Beneath this task is a listing; retype all of it exactly.

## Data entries
============================================================

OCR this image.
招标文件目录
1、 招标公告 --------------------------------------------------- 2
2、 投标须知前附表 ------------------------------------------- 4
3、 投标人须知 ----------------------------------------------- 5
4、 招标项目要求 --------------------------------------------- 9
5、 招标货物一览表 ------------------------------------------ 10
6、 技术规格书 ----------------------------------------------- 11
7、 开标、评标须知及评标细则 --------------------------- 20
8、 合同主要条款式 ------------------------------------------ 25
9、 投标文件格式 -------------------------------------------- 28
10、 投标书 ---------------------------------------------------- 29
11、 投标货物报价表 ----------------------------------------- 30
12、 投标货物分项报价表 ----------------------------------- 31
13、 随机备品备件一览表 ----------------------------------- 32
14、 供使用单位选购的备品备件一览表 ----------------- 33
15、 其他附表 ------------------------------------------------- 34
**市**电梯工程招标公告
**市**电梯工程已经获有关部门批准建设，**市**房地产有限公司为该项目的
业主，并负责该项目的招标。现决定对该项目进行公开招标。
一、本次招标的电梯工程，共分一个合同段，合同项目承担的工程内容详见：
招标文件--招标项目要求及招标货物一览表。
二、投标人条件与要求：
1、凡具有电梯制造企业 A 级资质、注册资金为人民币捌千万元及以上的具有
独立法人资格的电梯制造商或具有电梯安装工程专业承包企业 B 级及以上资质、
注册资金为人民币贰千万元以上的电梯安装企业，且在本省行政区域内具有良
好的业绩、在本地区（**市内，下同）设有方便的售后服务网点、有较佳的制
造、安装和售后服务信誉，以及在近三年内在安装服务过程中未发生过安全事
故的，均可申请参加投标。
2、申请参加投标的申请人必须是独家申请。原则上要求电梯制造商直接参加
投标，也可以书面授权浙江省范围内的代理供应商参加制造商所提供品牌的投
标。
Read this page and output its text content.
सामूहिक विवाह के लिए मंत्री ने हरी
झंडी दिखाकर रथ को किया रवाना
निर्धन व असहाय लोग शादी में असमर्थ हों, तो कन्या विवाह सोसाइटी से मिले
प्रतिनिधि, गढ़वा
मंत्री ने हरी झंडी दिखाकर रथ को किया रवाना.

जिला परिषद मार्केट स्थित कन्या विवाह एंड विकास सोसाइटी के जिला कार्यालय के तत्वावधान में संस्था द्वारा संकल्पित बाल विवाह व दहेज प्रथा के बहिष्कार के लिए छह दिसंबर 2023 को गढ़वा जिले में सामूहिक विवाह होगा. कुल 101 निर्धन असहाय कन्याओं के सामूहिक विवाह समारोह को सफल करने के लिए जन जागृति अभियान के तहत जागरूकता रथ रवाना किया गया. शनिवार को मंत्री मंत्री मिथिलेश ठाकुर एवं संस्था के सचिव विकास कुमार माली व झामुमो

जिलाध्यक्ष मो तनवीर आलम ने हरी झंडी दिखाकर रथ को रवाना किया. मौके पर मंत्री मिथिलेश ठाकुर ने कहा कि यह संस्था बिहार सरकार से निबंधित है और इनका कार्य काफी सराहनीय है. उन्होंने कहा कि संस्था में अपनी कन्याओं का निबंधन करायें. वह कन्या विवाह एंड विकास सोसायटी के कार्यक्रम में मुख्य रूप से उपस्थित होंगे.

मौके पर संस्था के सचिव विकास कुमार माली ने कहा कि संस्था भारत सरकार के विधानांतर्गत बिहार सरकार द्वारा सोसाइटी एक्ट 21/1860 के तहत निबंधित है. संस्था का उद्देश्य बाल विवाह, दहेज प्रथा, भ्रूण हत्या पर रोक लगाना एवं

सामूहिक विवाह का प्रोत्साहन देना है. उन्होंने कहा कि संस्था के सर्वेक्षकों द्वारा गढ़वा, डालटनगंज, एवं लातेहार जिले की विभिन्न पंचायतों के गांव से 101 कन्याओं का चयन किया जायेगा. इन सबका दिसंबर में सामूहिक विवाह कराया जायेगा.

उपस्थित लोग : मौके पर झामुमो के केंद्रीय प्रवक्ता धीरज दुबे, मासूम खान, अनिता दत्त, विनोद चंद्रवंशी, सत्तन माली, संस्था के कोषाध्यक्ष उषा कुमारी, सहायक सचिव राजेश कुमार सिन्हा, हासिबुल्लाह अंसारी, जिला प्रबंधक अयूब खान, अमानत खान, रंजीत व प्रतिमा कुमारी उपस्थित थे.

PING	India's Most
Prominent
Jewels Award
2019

============================================================

## SOLUTION
OCR this image.
招标文件目录
1、 招标公告 --------------------------------------------------- 2
2、 投标须知前附表 ------------------------------------------- 4
3、 投标人须知 ----------------------------------------------- 5
4、 招标项目要求 --------------------------------------------- 9
5、 招标货物一览表 ------------------------------------------ 10
6、 技术规格书 ----------------------------------------------- 11
7、 开标、评标须知及评标细则 --------------------------- 20
8、 合同主要条款式 ------------------------------------------ 25
9、 投标文件格式 -------------------------------------------- 28
10、 投标书 ---------------------------------------------------- 29
11、 投标货物报价表 ----------------------------------------- 30
12、 投标货物分项报价表 ----------------------------------- 31
13、 随机备品备件一览表 ----------------------------------- 32
14、 供使用单位选购的备品备件一览表 ----------------- 33
15、 其他附表 ------------------------------------------------- 34
**市**电梯工程招标公告
**市**电梯工程已经获有关部门批准建设，**市**房地产有限公司为该项目的
业主，并负责该项目的招标。现决定对该项目进行公开招标。
一、本次招标的电梯工程，共分一个合同段，合同项目承担的工程内容详见：
招标文件--招标项目要求及招标货物一览表。
二、投标人条件与要求：
1、凡具有电梯制造企业 A 级资质、注册资金为人民币捌千万元及以上的具有
独立法人资格的电梯制造商或具有电梯安装工程专业承包企业 B 级及以上资质、
注册资金为人民币贰千万元以上的电梯安装企业，且在本省行政区域内具有良
好的业绩、在本地区（**市内，下同）设有方便的售后服务网点、有较佳的制
造、安装和售后服务信誉，以及在近三年内在安装服务过程中未发生过安全事
故的，均可申请参加投标。
2、申请参加投标的申请人必须是独家申请。原则上要求电梯制造商直接参加
投标，也可以书面授权浙江省范围内的代理供应商参加制造商所提供品牌的投
标。
Read this page and output its text content.
सामूहिक विवाह के लिए मंत्री ने हरी
झंडी दिखाकर रथ को किया रवाना
निर्धन व असहाय लोग शादी में असमर्थ हों, तो कन्या विवाह सोसाइटी से मिले
प्रतिनिधि, गढ़वा
मंत्री ने हरी झंडी दिखाकर रथ को किया रवाना.

जिला परिषद मार्केट स्थित कन्या विवाह एंड विकास सोसाइटी के जिला कार्यालय के तत्वावधान में संस्था द्वारा संकल्पित बाल विवाह व दहेज प्रथा के बहिष्कार के लिए छह दिसंबर 2023 को गढ़वा जिले में सामूहिक विवाह होगा. कुल 101 निर्धन असहाय कन्याओं के सामूहिक विवाह समारोह को सफल करने के लिए जन जागृति अभियान के तहत जागरूकता रथ रवाना किया गया. शनिवार को मंत्री मंत्री मिथिलेश ठाकुर एवं संस्था के सचिव विकास कुमार माली व झामुमो

जिलाध्यक्ष मो तनवीर आलम ने हरी झंडी दिखाकर रथ को रवाना किया. मौके पर मंत्री मिथिलेश ठाकुर ने कहा कि यह संस्था बिहार सरकार से निबंधित है और इनका कार्य काफी सराहनीय है. उन्होंने कहा कि संस्था में अपनी कन्याओं का निबंधन करायें. वह कन्या विवाह एंड विकास सोसायटी के कार्यक्रम में मुख्य रूप से उपस्थित होंगे.

मौके पर संस्था के सचिव विकास कुमार माली ने कहा कि संस्था भारत सरकार के विधानांतर्गत बिहार सरकार द्वारा सोसाइटी एक्ट 21/1860 के तहत निबंधित है. संस्था का उद्देश्य बाल विवाह, दहेज प्रथा, भ्रूण हत्या पर रोक लगाना एवं

सामूहिक विवाह का प्रोत्साहन देना है. उन्होंने कहा कि संस्था के सर्वेक्षकों द्वारा गढ़वा, डालटनगंज, एवं लातेहार जिले की विभिन्न पंचायतों के गांव से 101 कन्याओं का चयन किया जायेगा. इन सबका दिसंबर में सामूहिक विवाह कराया जायेगा.

उपस्थित लोग : मौके पर झामुमो के केंद्रीय प्रवक्ता धीरज दुबे, मासूम खान, अनिता दत्त, विनोद चंद्रवंशी, सत्तन माली, संस्था के कोषाध्यक्ष उषा कुमारी, सहायक सचिव राजेश कुमार सिन्हा, हासिबुल्लाह अंसारी, जिला प्रबंधक अयूब खान, अमानत खान, रंजीत व प्रतिमा कुमारी उपस्थित थे.

PING	India's Most
Prominent
Jewels Award
2019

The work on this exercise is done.